Goal: Restate each line of the listing exactly, without carrying over any pictures.

Materials provided:
* * * *

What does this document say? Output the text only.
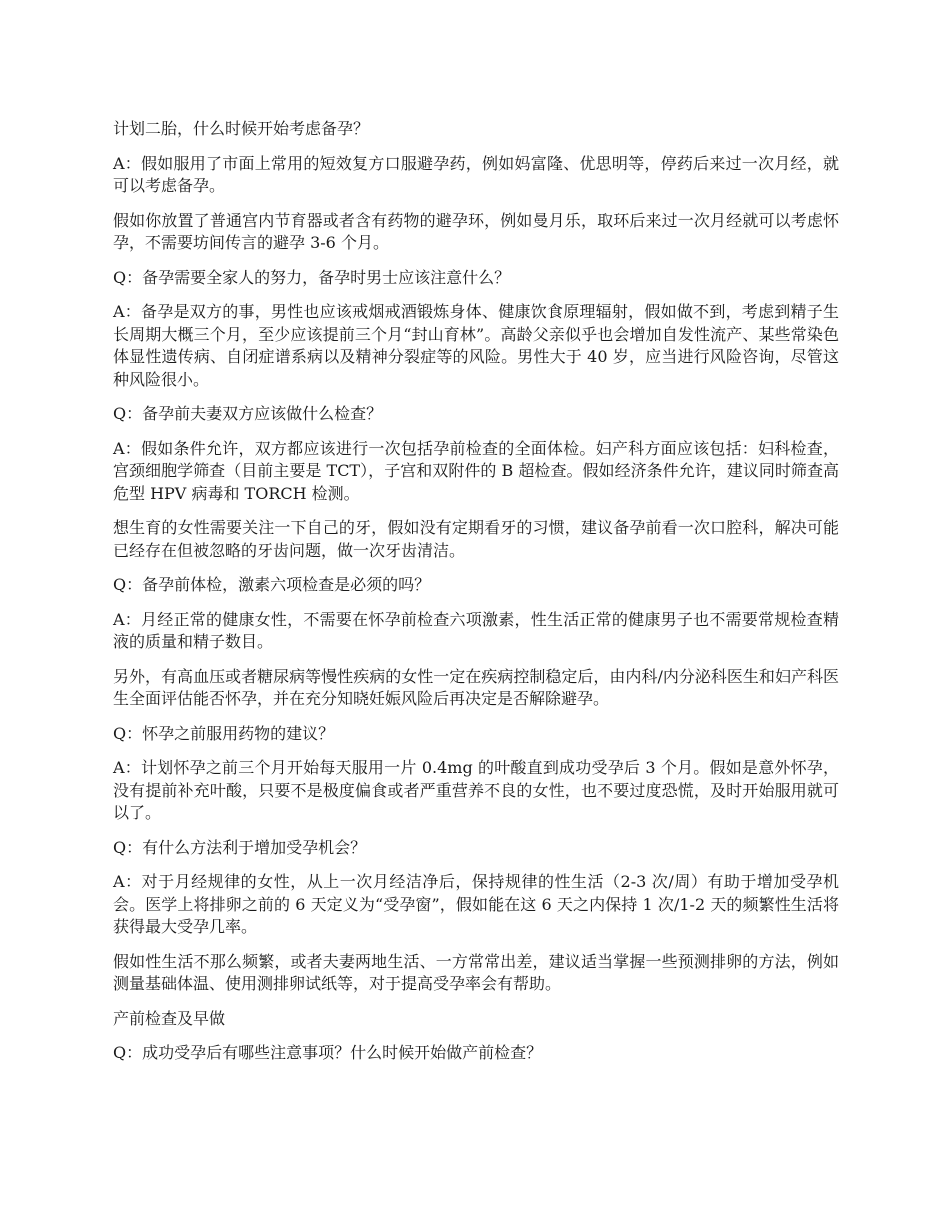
计划二胎，什么时候开始考虑备孕？

A：假如服用了市面上常用的短效复方口服避孕药，例如妈富隆、优思明等，停药后来过一次月经，就可以考虑备孕。

假如你放置了普通宫内节育器或者含有药物的避孕环，例如曼月乐，取环后来过一次月经就可以考虑怀孕，不需要坊间传言的避孕 3-6 个月。

Q：备孕需要全家人的努力，备孕时男士应该注意什么？

A：备孕是双方的事，男性也应该戒烟戒酒锻炼身体、健康饮食原理辐射，假如做不到，考虑到精子生长周期大概三个月，至少应该提前三个月“封山育林”。高龄父亲似乎也会增加自发性流产、某些常染色体显性遗传病、自闭症谱系病以及精神分裂症等的风险。男性大于 40 岁，应当进行风险咨询，尽管这种风险很小。

Q：备孕前夫妻双方应该做什么检查？

A：假如条件允许，双方都应该进行一次包括孕前检查的全面体检。妇产科方面应该包括：妇科检查，宫颈细胞学筛查（目前主要是 TCT），子宫和双附件的 B 超检查。假如经济条件允许，建议同时筛查高危型 HPV 病毒和 TORCH 检测。

想生育的女性需要关注一下自己的牙，假如没有定期看牙的习惯，建议备孕前看一次口腔科，解决可能已经存在但被忽略的牙齿问题，做一次牙齿清洁。

Q：备孕前体检，激素六项检查是必须的吗？

A：月经正常的健康女性，不需要在怀孕前检查六项激素，性生活正常的健康男子也不需要常规检查精液的质量和精子数目。

另外，有高血压或者糖尿病等慢性疾病的女性一定在疾病控制稳定后，由内科/内分泌科医生和妇产科医生全面评估能否怀孕，并在充分知晓妊娠风险后再决定是否解除避孕。

Q：怀孕之前服用药物的建议？

A：计划怀孕之前三个月开始每天服用一片 0.4mg 的叶酸直到成功受孕后 3 个月。假如是意外怀孕，没有提前补充叶酸，只要不是极度偏食或者严重营养不良的女性，也不要过度恐慌，及时开始服用就可以了。

Q：有什么方法利于增加受孕机会？

A：对于月经规律的女性，从上一次月经洁净后，保持规律的性生活（2-3 次/周）有助于增加受孕机会。医学上将排卵之前的 6 天定义为“受孕窗”，假如能在这 6 天之内保持 1 次/1-2 天的频繁性生活将获得最大受孕几率。

假如性生活不那么频繁，或者夫妻两地生活、一方常常出差，建议适当掌握一些预测排卵的方法，例如测量基础体温、使用测排卵试纸等，对于提高受孕率会有帮助。

产前检查及早做

Q：成功受孕后有哪些注意事项？什么时候开始做产前检查？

* * * *

Result:
What does this document say? Output the text only.
计划二胎，什么时候开始考虑备孕？

A：假如服用了市面上常用的短效复方口服避孕药，例如妈富隆、优思明等，停药后来过一次月经，就可以考虑备孕。

假如你放置了普通宫内节育器或者含有药物的避孕环，例如曼月乐，取环后来过一次月经就可以考虑怀孕，不需要坊间传言的避孕 3-6 个月。

Q：备孕需要全家人的努力，备孕时男士应该注意什么？

A：备孕是双方的事，男性也应该戒烟戒酒锻炼身体、健康饮食原理辐射，假如做不到，考虑到精子生长周期大概三个月，至少应该提前三个月“封山育林”。高龄父亲似乎也会增加自发性流产、某些常染色体显性遗传病、自闭症谱系病以及精神分裂症等的风险。男性大于 40 岁，应当进行风险咨询，尽管这种风险很小。

Q：备孕前夫妻双方应该做什么检查？

A：假如条件允许，双方都应该进行一次包括孕前检查的全面体检。妇产科方面应该包括：妇科检查，宫颈细胞学筛查（目前主要是 TCT），子宫和双附件的 B 超检查。假如经济条件允许，建议同时筛查高危型 HPV 病毒和 TORCH 检测。

想生育的女性需要关注一下自己的牙，假如没有定期看牙的习惯，建议备孕前看一次口腔科，解决可能已经存在但被忽略的牙齿问题，做一次牙齿清洁。

Q：备孕前体检，激素六项检查是必须的吗？

A：月经正常的健康女性，不需要在怀孕前检查六项激素，性生活正常的健康男子也不需要常规检查精液的质量和精子数目。

另外，有高血压或者糖尿病等慢性疾病的女性一定在疾病控制稳定后，由内科/内分泌科医生和妇产科医生全面评估能否怀孕，并在充分知晓妊娠风险后再决定是否解除避孕。

Q：怀孕之前服用药物的建议？

A：计划怀孕之前三个月开始每天服用一片 0.4mg 的叶酸直到成功受孕后 3 个月。假如是意外怀孕，没有提前补充叶酸，只要不是极度偏食或者严重营养不良的女性，也不要过度恐慌，及时开始服用就可以了。

Q：有什么方法利于增加受孕机会？

A：对于月经规律的女性，从上一次月经洁净后，保持规律的性生活（2-3 次/周）有助于增加受孕机会。医学上将排卵之前的 6 天定义为“受孕窗”，假如能在这 6 天之内保持 1 次/1-2 天的频繁性生活将获得最大受孕几率。

假如性生活不那么频繁，或者夫妻两地生活、一方常常出差，建议适当掌握一些预测排卵的方法，例如测量基础体温、使用测排卵试纸等，对于提高受孕率会有帮助。

产前检查及早做

Q：成功受孕后有哪些注意事项？什么时候开始做产前检查？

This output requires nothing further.